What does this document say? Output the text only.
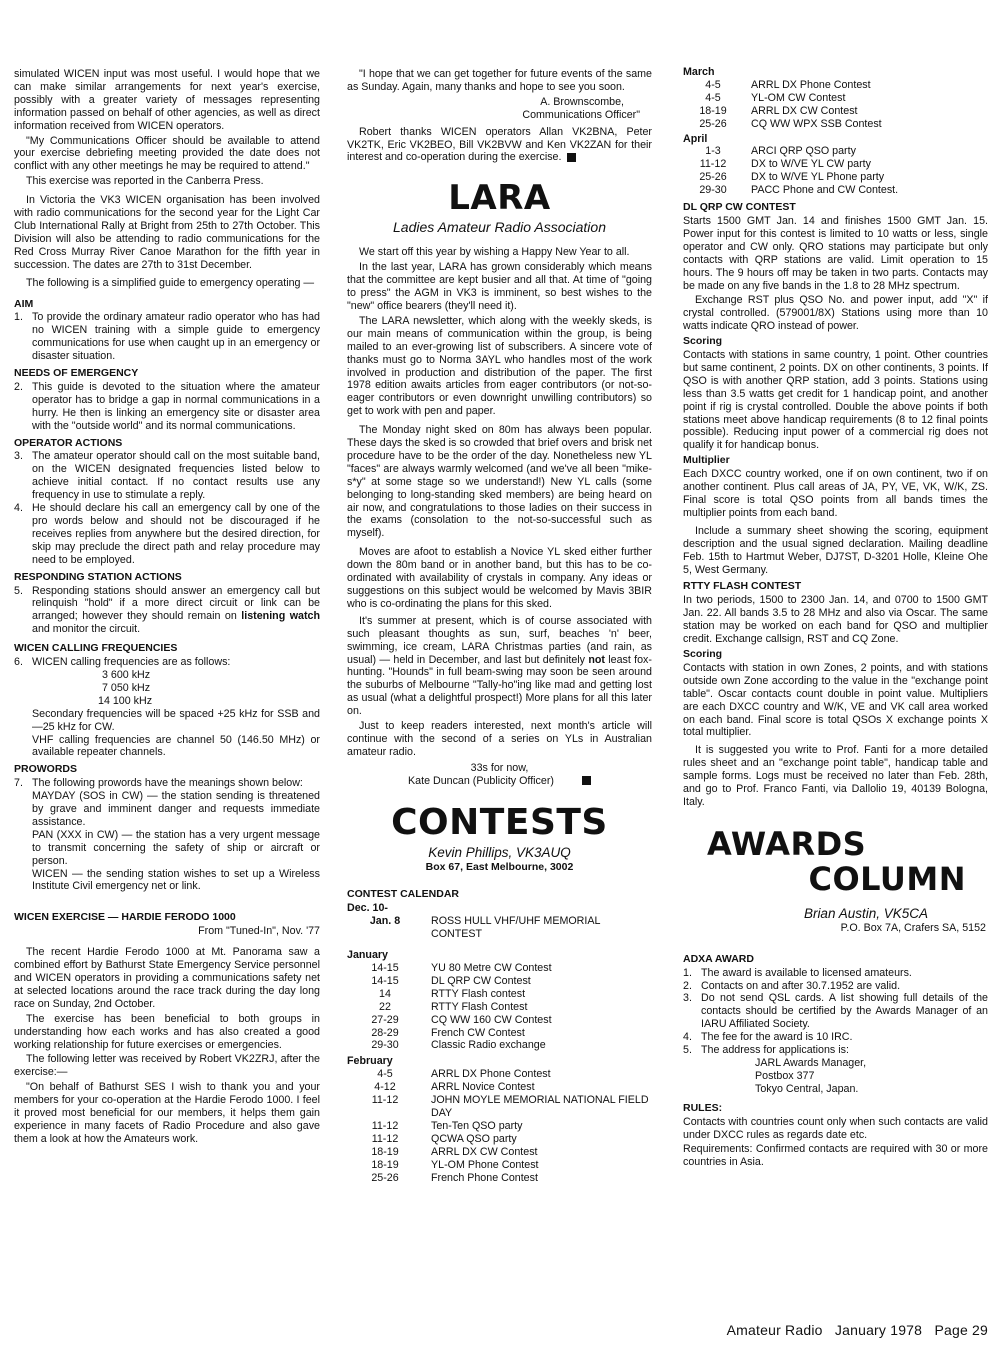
simulated WICEN input was most useful. I would hope that we can make similar arrangements for next year's exercise, possibly with a greater variety of messages representing information passed on behalf of other agencies, as well as direct information received from WICEN operators.

"My Communications Officer should be available to attend your exercise debriefing meeting provided the date does not conflict with any other meetings he may be required to attend."

This exercise was reported in the Canberra Press.

In Victoria the VK3 WICEN organisation has been involved with radio communications for the second year for the Light Car Club International Rally at Bright from 25th to 27th October. This Division will also be attending to radio communications for the Red Cross Murray River Canoe Marathon for the fifth year in succession. The dates are 27th to 31st December.

The following is a simplified guide to emergency operating —

AIM
1. To provide the ordinary amateur radio operator who has had no WICEN training with a simple guide to emergency communications for use when caught up in an emergency or disaster situation.
NEEDS OF EMERGENCY
2. This guide is devoted to the situation where the amateur operator has to bridge a gap in normal communications in a hurry. He then is linking an emergency site or disaster area with the "outside world" and its normal communications.
OPERATOR ACTIONS
3. The amateur operator should call on the most suitable band, on the WICEN designated frequencies listed below to achieve initial contact. If no contact results use any frequency in use to stimulate a reply.
4. He should declare his call an emergency call by one of the pro words below and should not be discouraged if he receives replies from anywhere but the desired direction, for skip may preclude the direct path and relay procedure may need to be employed.
RESPONDING STATION ACTIONS
5. Responding stations should answer an emergency call but relinquish "hold" if a more direct circuit or link can be arranged; however they should remain on listening watch and monitor the circuit.
WICEN CALLING FREQUENCIES
6. WICEN calling frequencies are as follows:
3 600 kHz
7 050 kHz
14 100 kHz
Secondary frequencies will be spaced +25 kHz for SSB and —25 kHz for CW.
VHF calling frequencies are channel 50 (146.50 MHz) or available repeater channels.
PROWORDS
7. The following prowords have the meanings shown below:
MAYDAY (SOS in CW) — the station sending is threatened by grave and imminent danger and requests immediate assistance.
PAN (XXX in CW) — the station has a very urgent message to transmit concerning the safety of ship or aircraft or person.
WICEN — the sending station wishes to set up a Wireless Institute Civil emergency net or link.
WICEN EXERCISE — HARDIE FERODO 1000
From "Tuned-In", Nov. '77

The recent Hardie Ferodo 1000 at Mt. Panorama saw a combined effort by Bathurst State Emergency Service personnel and WICEN operators in providing a communications safety net at selected locations around the race track during the day long race on Sunday, 2nd October.

The exercise has been beneficial to both groups in understanding how each works and has also created a good working relationship for future exercises or emergencies.

The following letter was received by Robert VK2ZRJ, after the exercise:—

"On behalf of Bathurst SES I wish to thank you and your members for your co-operation at the Hardie Ferodo 1000. I feel it proved most beneficial for our members, it helps them gain experience in many facets of Radio Procedure and also gave them a look at how the Amateurs work.

"I hope that we can get together for future events of the same as Sunday. Again, many thanks and hope to see you soon.

A. Brownscombe,
Communications Officer"

Robert thanks WICEN operators Allan VK2BNA, Peter VK2TK, Eric VK2BEO, Bill VK2BVW and Ken VK2ZAN for their interest and co-operation during the exercise.

LARA
Ladies Amateur Radio Association

We start off this year by wishing a Happy New Year to all.

In the last year, LARA has grown considerably which means that the committee are kept busier and all that. At time of "going to press" the AGM in VK3 is imminent, so best wishes to the "new" office bearers (they'll need it).

The LARA newsletter, which along with the weekly skeds, is our main means of communication within the group, is being mailed to an ever-growing list of subscribers. A sincere vote of thanks must go to Norma 3AYL who handles most of the work involved in production and distribution of the paper. The first 1978 edition awaits articles from eager contributors (or not-so-eager contributors or even downright unwilling contributors) so get to work with pen and paper.

The Monday night sked on 80m has always been popular. These days the sked is so crowded that brief overs and brisk net procedure have to be the order of the day. Nonetheless new YL "faces" are always warmly welcomed (and we've all been "mike-s*y" at some stage so we understand!) New YL calls (some belonging to long-standing sked members) are being heard on air now, and congratulations to those ladies on their success in the exams (consolation to the not-so-successful such as myself).

Moves are afoot to establish a Novice YL sked either further down the 80m band or in another band, but this has to be co-ordinated with availability of crystals in company. Any ideas or suggestions on this subject would be welcomed by Mavis 3BIR who is co-ordinating the plans for this sked.

It's summer at present, which is of course associated with such pleasant thoughts as sun, surf, beaches 'n' beer, swimming, ice cream, LARA Christmas parties (and rain, as usual) — held in December, and last but definitely not least fox-hunting. "Hounds" in full beam-swing may soon be seen around the suburbs of Melbourne "Tally-ho"ing like mad and getting lost as usual (what a delightful prospect!) More plans for all this later on.

Just to keep readers interested, next month's article will continue with the second of a series on YLs in Australian amateur radio.

33s for now,
Kate Duncan (Publicity Officer)
CONTESTS
Kevin Phillips, VK3AUQ
Box 67, East Melbourne, 3002
CONTEST CALENDAR
Dec. 10-
Jan. 8	ROSS HULL VHF/UHF MEMORIAL CONTEST
January
14-15	YU 80 Metre CW Contest
14-15	DL QRP CW Contest
14	RTTY Flash contest
22	RTTY Flash Contest
27-29	CQ WW 160 CW Contest
28-29	French CW Contest
29-30	Classic Radio exchange
February
4-5	ARRL DX Phone Contest
4-12	ARRL Novice Contest
11-12	JOHN MOYLE MEMORIAL NATIONAL FIELD DAY
11-12	Ten-Ten QSO party
11-12	QCWA QSO party
18-19	ARRL DX CW Contest
18-19	YL-OM Phone Contest
25-26	French Phone Contest
March
4-5	ARRL DX Phone Contest
4-5	YL-OM CW Contest
18-19	ARRL DX CW Contest
25-26	CQ WW WPX SSB Contest
April
1-3	ARCI QRP QSO party
11-12	DX to W/VE YL CW party
25-26	DX to W/VE YL Phone party
29-30	PACC Phone and CW Contest.
DL QRP CW CONTEST

Starts 1500 GMT Jan. 14 and finishes 1500 GMT Jan. 15. Power input for this contest is limited to 10 watts or less, single operator and CW only. QRO stations may participate but only contacts with QRP stations are valid. Limit operation to 15 hours. The 9 hours off may be taken in two parts. Contacts may be made on any five bands in the 1.8 to 28 MHz spectrum.

Exchange RST plus QSO No. and power input, add "X" if crystal controlled. (579001/8X) Stations using more than 10 watts indicate QRO instead of power.

Scoring

Contacts with stations in same country, 1 point. Other countries but same continent, 2 points. DX on other continents, 3 points. If QSO is with another QRP station, add 3 points. Stations using less than 3.5 watts get credit for 1 handicap point, and another point if rig is crystal controlled. Double the above points if both stations meet above handicap requirements (8 to 12 final points possible). Reducing input power of a commercial rig does not qualify it for handicap bonus.

Multiplier

Each DXCC country worked, one if on own continent, two if on another continent. Plus call areas of JA, PY, VE, VK, W/K, ZS. Final score is total QSO points from all bands times the multiplier points from each band.

Include a summary sheet showing the scoring, equipment description and the usual signed declaration. Mailing deadline Feb. 15th to Hartmut Weber, DJ7ST, D-3201 Holle, Kleine Ohe 5, West Germany.

RTTY FLASH CONTEST

In two periods, 1500 to 2300 Jan. 14, and 0700 to 1500 GMT Jan. 22. All bands 3.5 to 28 MHz and also via Oscar. The same station may be worked on each band for QSO and multiplier credit. Exchange callsign, RST and CQ Zone.

Scoring

Contacts with station in own Zones, 2 points, and with stations outside own Zone according to the value in the "exchange point table". Oscar contacts count double in point value. Multipliers are each DXCC country and W/K, VE and VK call area worked on each band. Final score is total QSOs X exchange points X total multiplier.

It is suggested you write to Prof. Fanti for a more detailed rules sheet and an "exchange point table", handicap table and sample forms. Logs must be received no later than Feb. 28th, and go to Prof. Franco Fanti, via Dallolio 19, 40139 Bologna, Italy.

AWARDS
COLUMN
Brian Austin, VK5CA
P.O. Box 7A, Crafers SA, 5152
ADXA AWARD
1. The award is available to licensed amateurs.
2. Contacts on and after 30.7.1952 are valid.
3. Do not send QSL cards. A list showing full details of the contacts should be certified by the Awards Manager of an IARU Affiliated Society.
4. The fee for the award is 10 IRC.
5. The address for applications is:
JARL Awards Manager,
Postbox 377
Tokyo Central, Japan.
RULES:

Contacts with countries count only when such contacts are valid under DXCC rules as regards date etc.

Requirements: Confirmed contacts are required with 30 or more countries in Asia.

Amateur Radio January 1978 Page 29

☆ ☆ ☆

Aim —
Copy every line of the records above that contains "valid".

Solution for this exercise —
Starts 1500 GMT Jan. 14 and finishes 1500 GMT Jan. 15. Power input for this contest is limited to 10 watts or less, single operator and CW only. QRO stations may participate but only contacts with QRP stations are valid. Limit operation to 15 hours. The 9 hours off may be taken in two parts. Contacts may be made on any five bands in the 1.8 to 28 MHz spectrum.
2. Contacts on and after 30.7.1952 are valid.
Contacts with countries count only when such contacts are valid under DXCC rules as regards date etc.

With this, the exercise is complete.